### WHAT IS ASKED:
Without omitting anything, retype the data that follows.

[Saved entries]
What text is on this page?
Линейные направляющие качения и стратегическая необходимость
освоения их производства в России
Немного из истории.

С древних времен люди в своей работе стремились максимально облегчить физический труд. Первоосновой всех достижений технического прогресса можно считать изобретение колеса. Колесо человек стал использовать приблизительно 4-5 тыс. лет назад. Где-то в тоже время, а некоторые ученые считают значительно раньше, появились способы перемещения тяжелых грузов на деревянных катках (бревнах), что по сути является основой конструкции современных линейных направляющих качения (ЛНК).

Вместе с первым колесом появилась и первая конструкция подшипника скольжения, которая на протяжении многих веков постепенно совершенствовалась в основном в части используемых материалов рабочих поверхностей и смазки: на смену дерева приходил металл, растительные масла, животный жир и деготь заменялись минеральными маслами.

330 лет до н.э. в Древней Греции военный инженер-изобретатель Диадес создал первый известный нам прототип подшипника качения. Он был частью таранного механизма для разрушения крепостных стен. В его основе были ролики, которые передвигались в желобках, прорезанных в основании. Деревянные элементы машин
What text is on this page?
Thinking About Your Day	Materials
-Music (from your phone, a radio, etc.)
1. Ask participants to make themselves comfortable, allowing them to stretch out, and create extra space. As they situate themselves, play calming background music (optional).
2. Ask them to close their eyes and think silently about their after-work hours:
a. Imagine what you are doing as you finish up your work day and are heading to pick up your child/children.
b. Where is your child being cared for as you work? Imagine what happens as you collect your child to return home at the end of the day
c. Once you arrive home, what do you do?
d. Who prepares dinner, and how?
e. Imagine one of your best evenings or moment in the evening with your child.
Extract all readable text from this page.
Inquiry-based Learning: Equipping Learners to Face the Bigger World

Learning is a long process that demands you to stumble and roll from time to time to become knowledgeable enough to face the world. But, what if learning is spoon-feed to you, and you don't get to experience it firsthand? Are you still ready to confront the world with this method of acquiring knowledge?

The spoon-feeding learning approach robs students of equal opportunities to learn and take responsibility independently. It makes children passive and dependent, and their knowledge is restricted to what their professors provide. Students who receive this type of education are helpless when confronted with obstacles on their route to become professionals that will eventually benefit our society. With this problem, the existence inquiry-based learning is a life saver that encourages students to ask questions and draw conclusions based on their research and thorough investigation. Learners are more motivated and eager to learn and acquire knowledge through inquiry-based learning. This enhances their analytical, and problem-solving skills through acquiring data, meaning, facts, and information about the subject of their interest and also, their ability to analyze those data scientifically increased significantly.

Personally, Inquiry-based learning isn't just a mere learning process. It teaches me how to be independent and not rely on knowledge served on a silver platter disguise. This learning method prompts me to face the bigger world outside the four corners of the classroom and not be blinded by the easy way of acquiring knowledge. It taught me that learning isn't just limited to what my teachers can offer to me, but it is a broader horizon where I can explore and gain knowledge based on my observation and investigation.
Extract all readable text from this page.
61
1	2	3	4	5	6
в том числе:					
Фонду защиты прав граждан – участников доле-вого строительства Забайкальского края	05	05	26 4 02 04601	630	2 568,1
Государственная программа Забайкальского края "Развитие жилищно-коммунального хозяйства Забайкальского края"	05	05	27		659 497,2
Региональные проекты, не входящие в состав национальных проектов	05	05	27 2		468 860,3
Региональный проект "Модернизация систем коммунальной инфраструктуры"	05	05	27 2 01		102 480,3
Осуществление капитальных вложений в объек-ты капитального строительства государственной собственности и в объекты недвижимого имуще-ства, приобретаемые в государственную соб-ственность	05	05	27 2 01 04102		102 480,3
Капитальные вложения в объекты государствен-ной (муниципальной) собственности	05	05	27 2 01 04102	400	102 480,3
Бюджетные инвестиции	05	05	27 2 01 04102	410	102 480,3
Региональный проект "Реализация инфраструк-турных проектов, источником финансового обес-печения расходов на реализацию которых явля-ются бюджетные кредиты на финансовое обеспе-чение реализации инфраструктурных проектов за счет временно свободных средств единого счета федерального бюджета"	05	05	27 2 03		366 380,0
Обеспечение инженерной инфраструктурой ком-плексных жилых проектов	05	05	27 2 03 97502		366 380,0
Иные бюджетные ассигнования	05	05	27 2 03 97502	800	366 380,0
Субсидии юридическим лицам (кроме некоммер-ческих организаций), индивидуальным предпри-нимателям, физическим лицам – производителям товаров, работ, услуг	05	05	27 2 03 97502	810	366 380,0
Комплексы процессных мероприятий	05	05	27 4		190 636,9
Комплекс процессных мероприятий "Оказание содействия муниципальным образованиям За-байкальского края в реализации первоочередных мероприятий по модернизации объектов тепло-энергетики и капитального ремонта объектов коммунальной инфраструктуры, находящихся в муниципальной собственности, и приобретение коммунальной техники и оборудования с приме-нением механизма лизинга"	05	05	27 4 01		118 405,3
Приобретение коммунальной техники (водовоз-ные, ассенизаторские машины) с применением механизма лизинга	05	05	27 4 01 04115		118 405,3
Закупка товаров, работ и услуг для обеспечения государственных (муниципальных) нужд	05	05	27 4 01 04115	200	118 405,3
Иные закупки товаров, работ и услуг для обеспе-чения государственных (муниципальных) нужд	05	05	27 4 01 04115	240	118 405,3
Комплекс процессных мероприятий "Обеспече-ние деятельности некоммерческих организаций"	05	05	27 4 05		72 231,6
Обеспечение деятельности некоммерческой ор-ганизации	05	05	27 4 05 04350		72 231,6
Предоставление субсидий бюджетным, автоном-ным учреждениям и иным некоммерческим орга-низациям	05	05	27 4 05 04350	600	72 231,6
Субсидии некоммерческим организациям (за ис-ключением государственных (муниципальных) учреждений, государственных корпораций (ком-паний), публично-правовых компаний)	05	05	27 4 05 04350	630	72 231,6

### OUTPUT BELOW:
What text is on this page?
Линейные направляющие качения и стратегическая необходимость
освоения их производства в России
Немного из истории.

С древних времен люди в своей работе стремились максимально облегчить физический труд. Первоосновой всех достижений технического прогресса можно считать изобретение колеса. Колесо человек стал использовать приблизительно 4-5 тыс. лет назад. Где-то в тоже время, а некоторые ученые считают значительно раньше, появились способы перемещения тяжелых грузов на деревянных катках (бревнах), что по сути является основой конструкции современных линейных направляющих качения (ЛНК).

Вместе с первым колесом появилась и первая конструкция подшипника скольжения, которая на протяжении многих веков постепенно совершенствовалась в основном в части используемых материалов рабочих поверхностей и смазки: на смену дерева приходил металл, растительные масла, животный жир и деготь заменялись минеральными маслами.

330 лет до н.э. в Древней Греции военный инженер-изобретатель Диадес создал первый известный нам прототип подшипника качения. Он был частью таранного механизма для разрушения крепостных стен. В его основе были ролики, которые передвигались в желобках, прорезанных в основании. Деревянные элементы машин
What text is on this page?
Thinking About Your Day	Materials
-Music (from your phone, a radio, etc.)
1. Ask participants to make themselves comfortable, allowing them to stretch out, and create extra space. As they situate themselves, play calming background music (optional).
2. Ask them to close their eyes and think silently about their after-work hours:
a. Imagine what you are doing as you finish up your work day and are heading to pick up your child/children.
b. Where is your child being cared for as you work? Imagine what happens as you collect your child to return home at the end of the day
c. Once you arrive home, what do you do?
d. Who prepares dinner, and how?
e. Imagine one of your best evenings or moment in the evening with your child.
Extract all readable text from this page.
Inquiry-based Learning: Equipping Learners to Face the Bigger World

Learning is a long process that demands you to stumble and roll from time to time to become knowledgeable enough to face the world. But, what if learning is spoon-feed to you, and you don't get to experience it firsthand? Are you still ready to confront the world with this method of acquiring knowledge?

The spoon-feeding learning approach robs students of equal opportunities to learn and take responsibility independently. It makes children passive and dependent, and their knowledge is restricted to what their professors provide. Students who receive this type of education are helpless when confronted with obstacles on their route to become professionals that will eventually benefit our society. With this problem, the existence inquiry-based learning is a life saver that encourages students to ask questions and draw conclusions based on their research and thorough investigation. Learners are more motivated and eager to learn and acquire knowledge through inquiry-based learning. This enhances their analytical, and problem-solving skills through acquiring data, meaning, facts, and information about the subject of their interest and also, their ability to analyze those data scientifically increased significantly.

Personally, Inquiry-based learning isn't just a mere learning process. It teaches me how to be independent and not rely on knowledge served on a silver platter disguise. This learning method prompts me to face the bigger world outside the four corners of the classroom and not be blinded by the easy way of acquiring knowledge. It taught me that learning isn't just limited to what my teachers can offer to me, but it is a broader horizon where I can explore and gain knowledge based on my observation and investigation.
Extract all readable text from this page.
61
1	2	3	4	5	6
в том числе:					
Фонду защиты прав граждан – участников доле-вого строительства Забайкальского края	05	05	26 4 02 04601	630	2 568,1
Государственная программа Забайкальского края "Развитие жилищно-коммунального хозяйства Забайкальского края"	05	05	27		659 497,2
Региональные проекты, не входящие в состав национальных проектов	05	05	27 2		468 860,3
Региональный проект "Модернизация систем коммунальной инфраструктуры"	05	05	27 2 01		102 480,3
Осуществление капитальных вложений в объек-ты капитального строительства государственной собственности и в объекты недвижимого имуще-ства, приобретаемые в государственную соб-ственность	05	05	27 2 01 04102		102 480,3
Капитальные вложения в объекты государствен-ной (муниципальной) собственности	05	05	27 2 01 04102	400	102 480,3
Бюджетные инвестиции	05	05	27 2 01 04102	410	102 480,3
Региональный проект "Реализация инфраструк-турных проектов, источником финансового обес-печения расходов на реализацию которых явля-ются бюджетные кредиты на финансовое обеспе-чение реализации инфраструктурных проектов за счет временно свободных средств единого счета федерального бюджета"	05	05	27 2 03		366 380,0
Обеспечение инженерной инфраструктурой ком-плексных жилых проектов	05	05	27 2 03 97502		366 380,0
Иные бюджетные ассигнования	05	05	27 2 03 97502	800	366 380,0
Субсидии юридическим лицам (кроме некоммер-ческих организаций), индивидуальным предпри-нимателям, физическим лицам – производителям товаров, работ, услуг	05	05	27 2 03 97502	810	366 380,0
Комплексы процессных мероприятий	05	05	27 4		190 636,9
Комплекс процессных мероприятий "Оказание содействия муниципальным образованиям За-байкальского края в реализации первоочередных мероприятий по модернизации объектов тепло-энергетики и капитального ремонта объектов коммунальной инфраструктуры, находящихся в муниципальной собственности, и приобретение коммунальной техники и оборудования с приме-нением механизма лизинга"	05	05	27 4 01		118 405,3
Приобретение коммунальной техники (водовоз-ные, ассенизаторские машины) с применением механизма лизинга	05	05	27 4 01 04115		118 405,3
Закупка товаров, работ и услуг для обеспечения государственных (муниципальных) нужд	05	05	27 4 01 04115	200	118 405,3
Иные закупки товаров, работ и услуг для обеспе-чения государственных (муниципальных) нужд	05	05	27 4 01 04115	240	118 405,3
Комплекс процессных мероприятий "Обеспече-ние деятельности некоммерческих организаций"	05	05	27 4 05		72 231,6
Обеспечение деятельности некоммерческой ор-ганизации	05	05	27 4 05 04350		72 231,6
Предоставление субсидий бюджетным, автоном-ным учреждениям и иным некоммерческим орга-низациям	05	05	27 4 05 04350	600	72 231,6
Субсидии некоммерческим организациям (за ис-ключением государственных (муниципальных) учреждений, государственных корпораций (ком-паний), публично-правовых компаний)	05	05	27 4 05 04350	630	72 231,6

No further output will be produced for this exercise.